[Dataset items]

● ● ● ●

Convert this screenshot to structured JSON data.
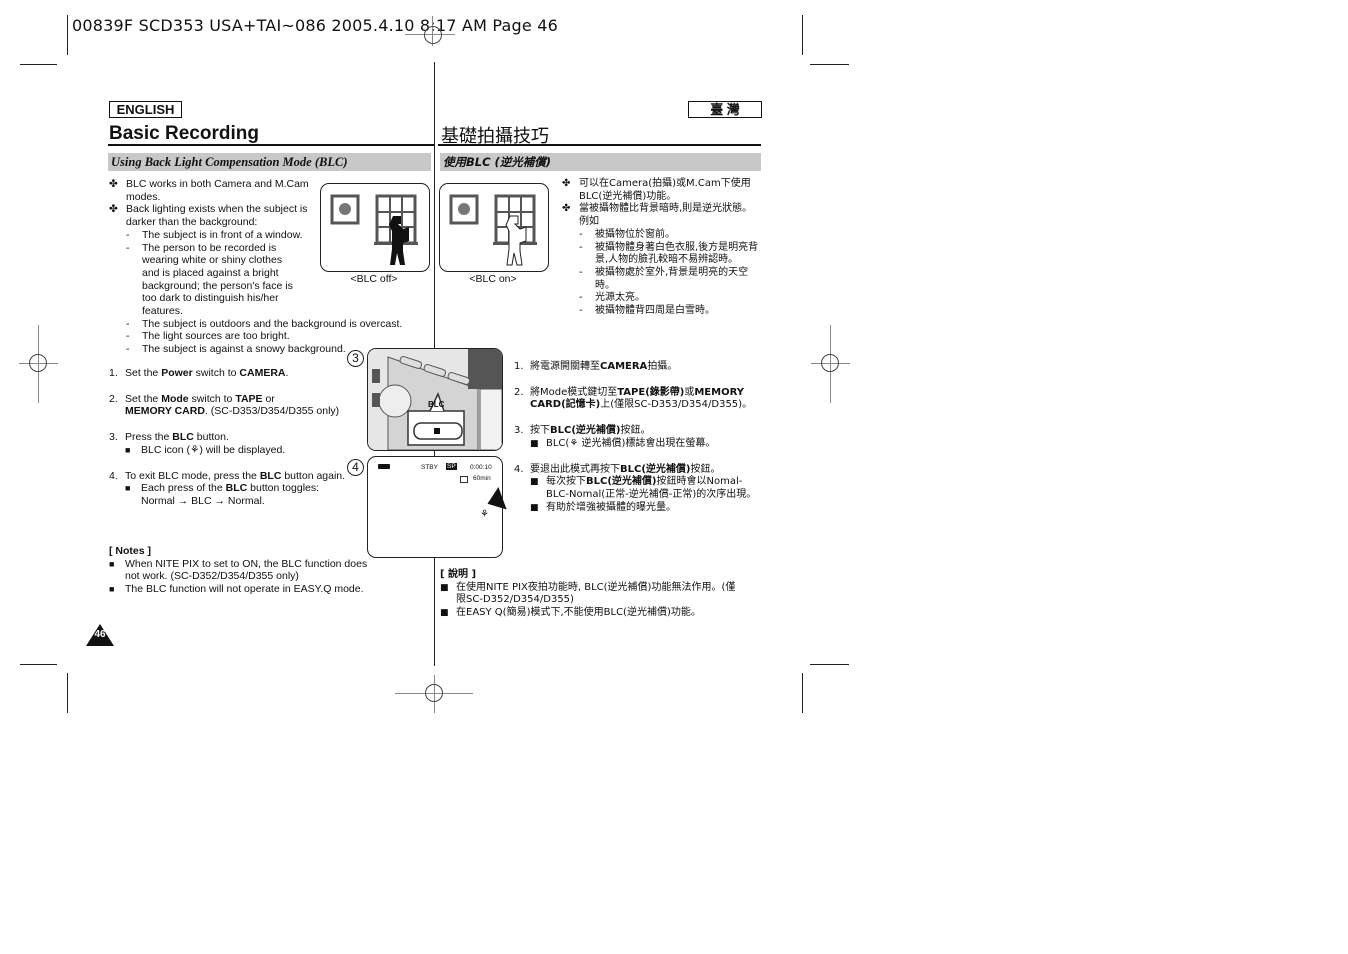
{
  "print_header": "00839F SCD353 USA+TAI~086  2005.4.10  8:17 AM  Page 46",
  "english": {
    "lang_label": "ENGLISH",
    "title": "Basic Recording",
    "section_title": "Using Back Light Compensation Mode (BLC)",
    "bullets": [
      "BLC works in both Camera and M.Cam modes.",
      "Back lighting exists when the subject is darker than the background:"
    ],
    "conditions": [
      "The subject is in front of a window.",
      "The person to be recorded is wearing white or shiny clothes and is placed against a bright background; the person's face is too dark to distinguish his/her features.",
      "The subject is outdoors and the background is overcast.",
      "The light sources are too bright.",
      "The subject is against a snowy background."
    ],
    "steps": [
      {
        "num": "1.",
        "pre": "Set the ",
        "b1": "Power",
        "mid": " switch to ",
        "b2": "CAMERA",
        "post": "."
      },
      {
        "num": "2.",
        "pre": "Set the ",
        "b1": "Mode",
        "mid": " switch to ",
        "b2": "TAPE",
        "post": " or",
        "line2_bold": "MEMORY CARD",
        "line2_rest": ". (SC-D353/D354/D355 only)"
      },
      {
        "num": "3.",
        "pre": "Press the ",
        "b1": "BLC",
        "post": " button.",
        "sub": "BLC icon (⚘) will be displayed."
      },
      {
        "num": "4.",
        "pre": "To exit BLC mode, press the ",
        "b1": "BLC",
        "post": " button again.",
        "sub_pre": "Each press of the ",
        "sub_bold": "BLC",
        "sub_post": " button toggles:",
        "sub_line2": "Normal → BLC → Normal."
      }
    ],
    "notes_title": "[ Notes ]",
    "notes": [
      "When NITE PIX to set to ON, the BLC function does not work. (SC-D352/D354/D355 only)",
      "The BLC function will not operate in EASY.Q mode."
    ],
    "page_number": "46"
  },
  "figures": {
    "blc_off_caption": "<BLC off>",
    "blc_on_caption": "<BLC on>",
    "step3_marker": "3",
    "step4_marker": "4",
    "blc_button_label": "BLC",
    "lcd": {
      "status": "STBY",
      "mode": "SP",
      "timecode": "0:00:10",
      "remaining": "60min"
    }
  },
  "chinese": {
    "lang_label": "臺 灣",
    "title": "基礎拍攝技巧",
    "section_title": "使用BLC (逆光補償)",
    "bullets": [
      "可以在Camera(拍攝)或M.Cam下使用BLC(逆光補償)功能。",
      "當被攝物體比背景暗時,則是逆光狀態。例如"
    ],
    "conditions": [
      "被攝物位於窗前。",
      "被攝物體身著白色衣服,後方是明亮背景,人物的臉孔較暗不易辨認時。",
      "被攝物處於室外,背景是明亮的天空時。",
      "光源太亮。",
      "被攝物體背四周是白雪時。"
    ],
    "steps": [
      {
        "num": "1.",
        "pre": "將電源開關轉至",
        "b1": "CAMERA",
        "post": "拍攝。"
      },
      {
        "num": "2.",
        "pre": "將Mode模式鍵切至",
        "b1": "TAPE(錄影帶)",
        "mid": "或",
        "b2": "MEMORY CARD(記憶卡)",
        "post": "上(僅限SC-D353/D354/D355)。"
      },
      {
        "num": "3.",
        "pre": "按下",
        "b1": "BLC(逆光補償)",
        "post": "按鈕。",
        "sub": "BLC(⚘ 逆光補償)標誌會出現在螢幕。"
      },
      {
        "num": "4.",
        "pre": "要退出此模式再按下",
        "b1": "BLC(逆光補償)",
        "post": "按鈕。",
        "sub_pre": "每次按下",
        "sub_bold": "BLC(逆光補償)",
        "sub_post": "按鈕時會以Nomal-BLC-Nomal(正常-逆光補償-正常)的次序出現。",
        "sub2": "有助於增強被攝體的曝光量。"
      }
    ],
    "notes_title": "[ 說明 ]",
    "notes": [
      "在使用NITE PIX夜拍功能時, BLC(逆光補償)功能無法作用。(僅限SC-D352/D354/D355)",
      "在EASY Q(簡易)模式下,不能使用BLC(逆光補償)功能。"
    ]
  },
  "glyphs": {
    "bullet": "✤",
    "dash": "-",
    "square": "■"
  }
}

● ● ● ●

EXERCISE AIM: Omit every picture, and otherwise quote the entries exactly.

SOLVED PROBLEM:
Convert this screenshot to structured JSON data.
{
  "print_header": "00839F SCD353 USA+TAI~086  2005.4.10  8:17 AM  Page 46",
  "english": {
    "lang_label": "ENGLISH",
    "title": "Basic Recording",
    "section_title": "Using Back Light Compensation Mode (BLC)",
    "bullets": [
      "BLC works in both Camera and M.Cam modes.",
      "Back lighting exists when the subject is darker than the background:"
    ],
    "conditions": [
      "The subject is in front of a window.",
      "The person to be recorded is wearing white or shiny clothes and is placed against a bright background; the person's face is too dark to distinguish his/her features.",
      "The subject is outdoors and the background is overcast.",
      "The light sources are too bright.",
      "The subject is against a snowy background."
    ],
    "steps": [
      {
        "num": "1.",
        "pre": "Set the ",
        "b1": "Power",
        "mid": " switch to ",
        "b2": "CAMERA",
        "post": "."
      },
      {
        "num": "2.",
        "pre": "Set the ",
        "b1": "Mode",
        "mid": " switch to ",
        "b2": "TAPE",
        "post": " or",
        "line2_bold": "MEMORY CARD",
        "line2_rest": ". (SC-D353/D354/D355 only)"
      },
      {
        "num": "3.",
        "pre": "Press the ",
        "b1": "BLC",
        "post": " button.",
        "sub": "BLC icon (⚘) will be displayed."
      },
      {
        "num": "4.",
        "pre": "To exit BLC mode, press the ",
        "b1": "BLC",
        "post": " button again.",
        "sub_pre": "Each press of the ",
        "sub_bold": "BLC",
        "sub_post": " button toggles:",
        "sub_line2": "Normal → BLC → Normal."
      }
    ],
    "notes_title": "[ Notes ]",
    "notes": [
      "When NITE PIX to set to ON, the BLC function does not work. (SC-D352/D354/D355 only)",
      "The BLC function will not operate in EASY.Q mode."
    ],
    "page_number": "46"
  },
  "figures": {
    "blc_off_caption": "<BLC off>",
    "blc_on_caption": "<BLC on>",
    "step3_marker": "3",
    "step4_marker": "4",
    "blc_button_label": "BLC",
    "lcd": {
      "status": "STBY",
      "mode": "SP",
      "timecode": "0:00:10",
      "remaining": "60min"
    }
  },
  "chinese": {
    "lang_label": "臺 灣",
    "title": "基礎拍攝技巧",
    "section_title": "使用BLC (逆光補償)",
    "bullets": [
      "可以在Camera(拍攝)或M.Cam下使用BLC(逆光補償)功能。",
      "當被攝物體比背景暗時,則是逆光狀態。例如"
    ],
    "conditions": [
      "被攝物位於窗前。",
      "被攝物體身著白色衣服,後方是明亮背景,人物的臉孔較暗不易辨認時。",
      "被攝物處於室外,背景是明亮的天空時。",
      "光源太亮。",
      "被攝物體背四周是白雪時。"
    ],
    "steps": [
      {
        "num": "1.",
        "pre": "將電源開關轉至",
        "b1": "CAMERA",
        "post": "拍攝。"
      },
      {
        "num": "2.",
        "pre": "將Mode模式鍵切至",
        "b1": "TAPE(錄影帶)",
        "mid": "或",
        "b2": "MEMORY CARD(記憶卡)",
        "post": "上(僅限SC-D353/D354/D355)。"
      },
      {
        "num": "3.",
        "pre": "按下",
        "b1": "BLC(逆光補償)",
        "post": "按鈕。",
        "sub": "BLC(⚘ 逆光補償)標誌會出現在螢幕。"
      },
      {
        "num": "4.",
        "pre": "要退出此模式再按下",
        "b1": "BLC(逆光補償)",
        "post": "按鈕。",
        "sub_pre": "每次按下",
        "sub_bold": "BLC(逆光補償)",
        "sub_post": "按鈕時會以Nomal-BLC-Nomal(正常-逆光補償-正常)的次序出現。",
        "sub2": "有助於增強被攝體的曝光量。"
      }
    ],
    "notes_title": "[ 說明 ]",
    "notes": [
      "在使用NITE PIX夜拍功能時, BLC(逆光補償)功能無法作用。(僅限SC-D352/D354/D355)",
      "在EASY Q(簡易)模式下,不能使用BLC(逆光補償)功能。"
    ]
  },
  "glyphs": {
    "bullet": "✤",
    "dash": "-",
    "square": "■"
  }
}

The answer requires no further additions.